- **Goal**:
Omit the pictures, then write out every entry exactly as it reads.

- **Excerpted records**:
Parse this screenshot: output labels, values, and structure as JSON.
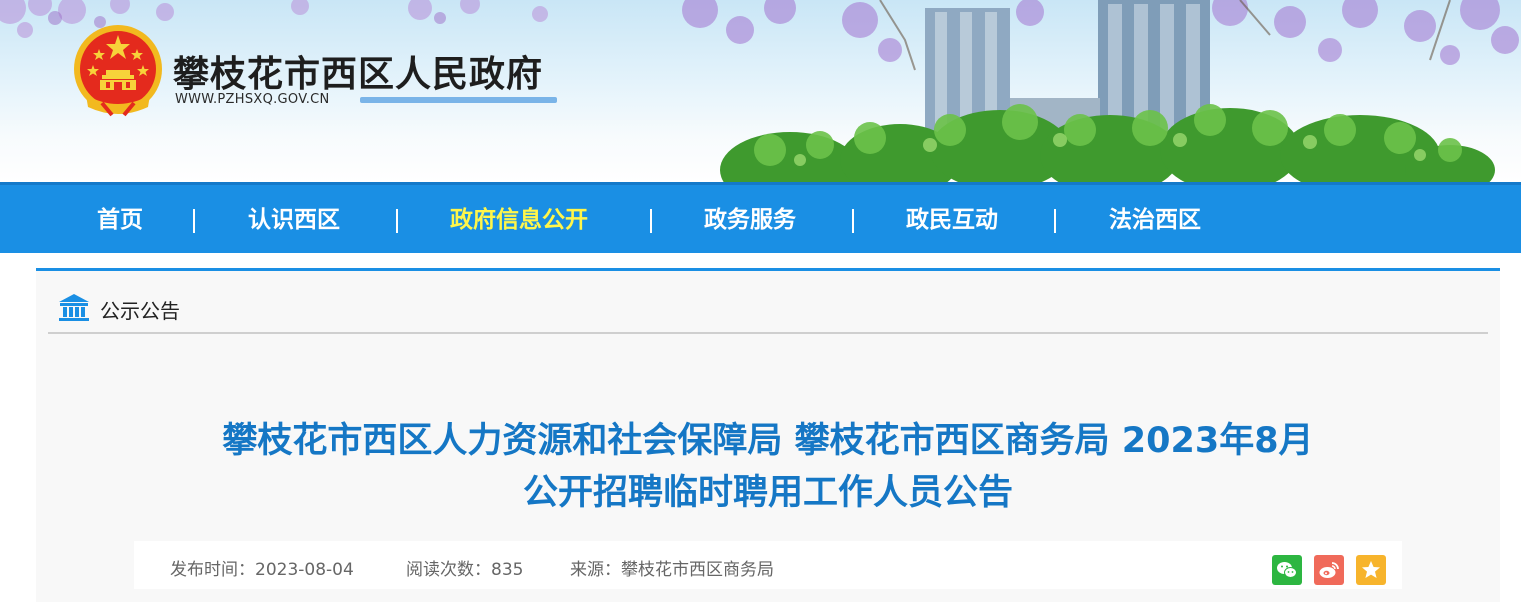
{
  "header": {
    "site_title": "攀枝花市西区人民政府",
    "site_url": "WWW.PZHSXQ.GOV.CN",
    "emblem_icon": "national-emblem-icon"
  },
  "nav": {
    "items": [
      {
        "label": "首页"
      },
      {
        "label": "认识西区"
      },
      {
        "label": "政府信息公开"
      },
      {
        "label": "政务服务"
      },
      {
        "label": "政民互动"
      },
      {
        "label": "法治西区"
      }
    ],
    "active_index": 2,
    "background": "#1a8fe4",
    "active_color": "#fff64a"
  },
  "breadcrumb": {
    "icon": "building-icon",
    "label": "公示公告"
  },
  "article": {
    "title_line1": "攀枝花市西区人力资源和社会保障局 攀枝花市西区商务局 2023年8月",
    "title_line2": "公开招聘临时聘用工作人员公告",
    "title_color": "#1577c5",
    "publish_time": "发布时间：2023-08-04",
    "read_count": "阅读次数：835",
    "source": "来源：攀枝花市西区商务局"
  },
  "share": {
    "wechat_icon": "wechat-icon",
    "weibo_icon": "weibo-icon",
    "favorite_icon": "star-icon",
    "colors": {
      "wechat": "#2db641",
      "weibo": "#f06a5a",
      "favorite": "#f7b42c"
    }
  }
}
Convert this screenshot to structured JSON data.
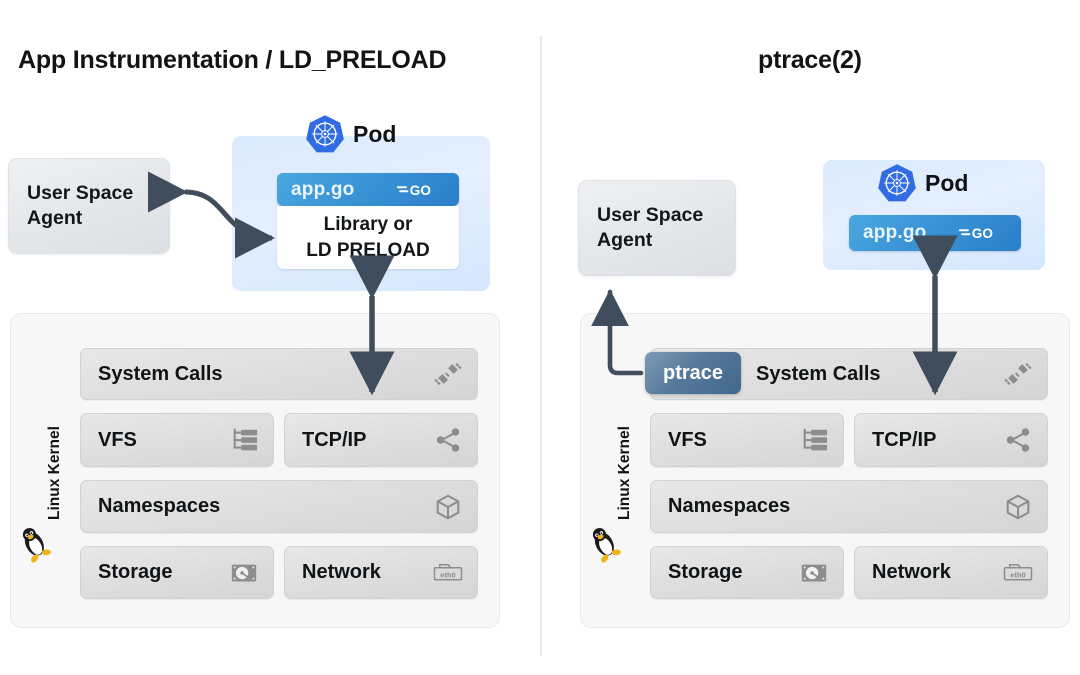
{
  "panels": [
    {
      "title": "App Instrumentation / LD_PRELOAD",
      "agent": {
        "line1": "User Space",
        "line2": "Agent"
      },
      "pod": {
        "label": "Pod",
        "logo_icon": "kubernetes-icon",
        "app": {
          "filename": "app.go",
          "logo_icon": "golang-icon"
        },
        "library": {
          "line1": "Library or",
          "line2": "LD PRELOAD"
        }
      },
      "kernel": {
        "label": "Linux Kernel",
        "logo_icon": "linux-tux-icon",
        "rows": [
          {
            "label": "System Calls",
            "icon": "plug-connector-icon"
          },
          {
            "label": "VFS",
            "icon": "file-tree-icon"
          },
          {
            "label": "TCP/IP",
            "icon": "share-network-icon"
          },
          {
            "label": "Namespaces",
            "icon": "cube-icon"
          },
          {
            "label": "Storage",
            "icon": "hard-disk-icon"
          },
          {
            "label": "Network",
            "icon": "nic-eth0-icon"
          }
        ]
      }
    },
    {
      "title": "ptrace(2)",
      "agent": {
        "line1": "User Space",
        "line2": "Agent"
      },
      "pod": {
        "label": "Pod",
        "logo_icon": "kubernetes-icon",
        "app": {
          "filename": "app.go",
          "logo_icon": "golang-icon"
        }
      },
      "kernel": {
        "label": "Linux Kernel",
        "logo_icon": "linux-tux-icon",
        "badge": "ptrace",
        "rows": [
          {
            "label": "System Calls",
            "icon": "plug-connector-icon"
          },
          {
            "label": "VFS",
            "icon": "file-tree-icon"
          },
          {
            "label": "TCP/IP",
            "icon": "share-network-icon"
          },
          {
            "label": "Namespaces",
            "icon": "cube-icon"
          },
          {
            "label": "Storage",
            "icon": "hard-disk-icon"
          },
          {
            "label": "Network",
            "icon": "nic-eth0-icon"
          }
        ]
      }
    }
  ],
  "colors": {
    "kubernetes_blue": "#326CE5",
    "go_blue": "#2a7fc9",
    "arrow_slate": "#3f4d5c",
    "ptrace_badge": "#56799a",
    "kernel_panel": "#f7f7f7",
    "kernel_row": "#dddddd",
    "pod_fill": "#dbeaff",
    "agent_fill": "#e3e6e9"
  },
  "nic_label": "eth0"
}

- **Solution to the problem**:
Parse this screenshot: output labels, values, and structure as JSON.
{
  "header": {
    "site_title": "攀枝花市西区人民政府",
    "site_url": "WWW.PZHSXQ.GOV.CN",
    "emblem_icon": "national-emblem-icon"
  },
  "nav": {
    "items": [
      {
        "label": "首页"
      },
      {
        "label": "认识西区"
      },
      {
        "label": "政府信息公开"
      },
      {
        "label": "政务服务"
      },
      {
        "label": "政民互动"
      },
      {
        "label": "法治西区"
      }
    ],
    "active_index": 2,
    "background": "#1a8fe4",
    "active_color": "#fff64a"
  },
  "breadcrumb": {
    "icon": "building-icon",
    "label": "公示公告"
  },
  "article": {
    "title_line1": "攀枝花市西区人力资源和社会保障局 攀枝花市西区商务局 2023年8月",
    "title_line2": "公开招聘临时聘用工作人员公告",
    "title_color": "#1577c5",
    "publish_time": "发布时间：2023-08-04",
    "read_count": "阅读次数：835",
    "source": "来源：攀枝花市西区商务局"
  },
  "share": {
    "wechat_icon": "wechat-icon",
    "weibo_icon": "weibo-icon",
    "favorite_icon": "star-icon",
    "colors": {
      "wechat": "#2db641",
      "weibo": "#f06a5a",
      "favorite": "#f7b42c"
    }
  }
}
Convert this screenshot to structured JSON data.
{
  "panels": [
    {
      "title": "App Instrumentation / LD_PRELOAD",
      "agent": {
        "line1": "User Space",
        "line2": "Agent"
      },
      "pod": {
        "label": "Pod",
        "logo_icon": "kubernetes-icon",
        "app": {
          "filename": "app.go",
          "logo_icon": "golang-icon"
        },
        "library": {
          "line1": "Library or",
          "line2": "LD PRELOAD"
        }
      },
      "kernel": {
        "label": "Linux Kernel",
        "logo_icon": "linux-tux-icon",
        "rows": [
          {
            "label": "System Calls",
            "icon": "plug-connector-icon"
          },
          {
            "label": "VFS",
            "icon": "file-tree-icon"
          },
          {
            "label": "TCP/IP",
            "icon": "share-network-icon"
          },
          {
            "label": "Namespaces",
            "icon": "cube-icon"
          },
          {
            "label": "Storage",
            "icon": "hard-disk-icon"
          },
          {
            "label": "Network",
            "icon": "nic-eth0-icon"
          }
        ]
      }
    },
    {
      "title": "ptrace(2)",
      "agent": {
        "line1": "User Space",
        "line2": "Agent"
      },
      "pod": {
        "label": "Pod",
        "logo_icon": "kubernetes-icon",
        "app": {
          "filename": "app.go",
          "logo_icon": "golang-icon"
        }
      },
      "kernel": {
        "label": "Linux Kernel",
        "logo_icon": "linux-tux-icon",
        "badge": "ptrace",
        "rows": [
          {
            "label": "System Calls",
            "icon": "plug-connector-icon"
          },
          {
            "label": "VFS",
            "icon": "file-tree-icon"
          },
          {
            "label": "TCP/IP",
            "icon": "share-network-icon"
          },
          {
            "label": "Namespaces",
            "icon": "cube-icon"
          },
          {
            "label": "Storage",
            "icon": "hard-disk-icon"
          },
          {
            "label": "Network",
            "icon": "nic-eth0-icon"
          }
        ]
      }
    }
  ],
  "colors": {
    "kubernetes_blue": "#326CE5",
    "go_blue": "#2a7fc9",
    "arrow_slate": "#3f4d5c",
    "ptrace_badge": "#56799a",
    "kernel_panel": "#f7f7f7",
    "kernel_row": "#dddddd",
    "pod_fill": "#dbeaff",
    "agent_fill": "#e3e6e9"
  },
  "nic_label": "eth0"
}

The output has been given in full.